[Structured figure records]

####

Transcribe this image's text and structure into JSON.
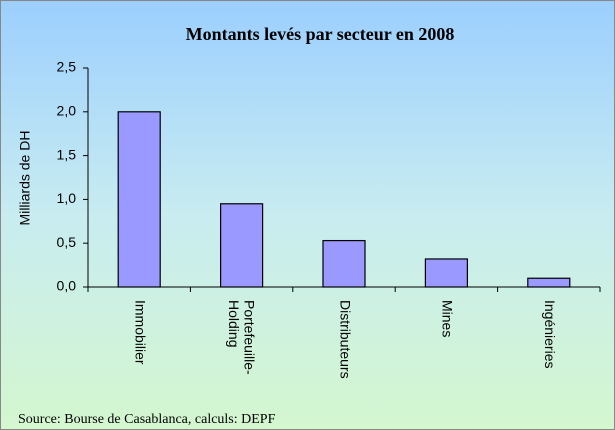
{
  "chart_data": {
    "type": "bar",
    "title": "Montants levés par secteur en 2008",
    "y_label": "Milliards de DH",
    "categories": [
      "Immobilier",
      "Portefeuille-Holding",
      "Distributeurs",
      "Mines",
      "Ingénieries"
    ],
    "values": [
      2.0,
      0.95,
      0.53,
      0.32,
      0.1
    ],
    "color": "#9999ff",
    "ylim": [
      0,
      2.5
    ],
    "yticks": [
      {
        "value": 0,
        "label": "0,0"
      },
      {
        "value": 0.5,
        "label": "0,5"
      },
      {
        "value": 1,
        "label": "1,0"
      },
      {
        "value": 1.5,
        "label": "1,5"
      },
      {
        "value": 2,
        "label": "2,0"
      },
      {
        "value": 2.5,
        "label": "2,5"
      }
    ],
    "grid": false,
    "source": "Source: Bourse de Casablanca, calculs: DEPF"
  }
}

####

■ **TASK DESCRIPTION**: Repeat the entries exactly. Pictures are excluded from the copy.

■ **RESULT FOR THIS EXERCISE**:
Transcribe this image's text and structure into JSON.
{
  "chart_data": {
    "type": "bar",
    "title": "Montants levés par secteur en 2008",
    "y_label": "Milliards de DH",
    "categories": [
      "Immobilier",
      "Portefeuille-Holding",
      "Distributeurs",
      "Mines",
      "Ingénieries"
    ],
    "values": [
      2.0,
      0.95,
      0.53,
      0.32,
      0.1
    ],
    "color": "#9999ff",
    "ylim": [
      0,
      2.5
    ],
    "yticks": [
      {
        "value": 0,
        "label": "0,0"
      },
      {
        "value": 0.5,
        "label": "0,5"
      },
      {
        "value": 1,
        "label": "1,0"
      },
      {
        "value": 1.5,
        "label": "1,5"
      },
      {
        "value": 2,
        "label": "2,0"
      },
      {
        "value": 2.5,
        "label": "2,5"
      }
    ],
    "grid": false,
    "source": "Source: Bourse de Casablanca, calculs: DEPF"
  }
}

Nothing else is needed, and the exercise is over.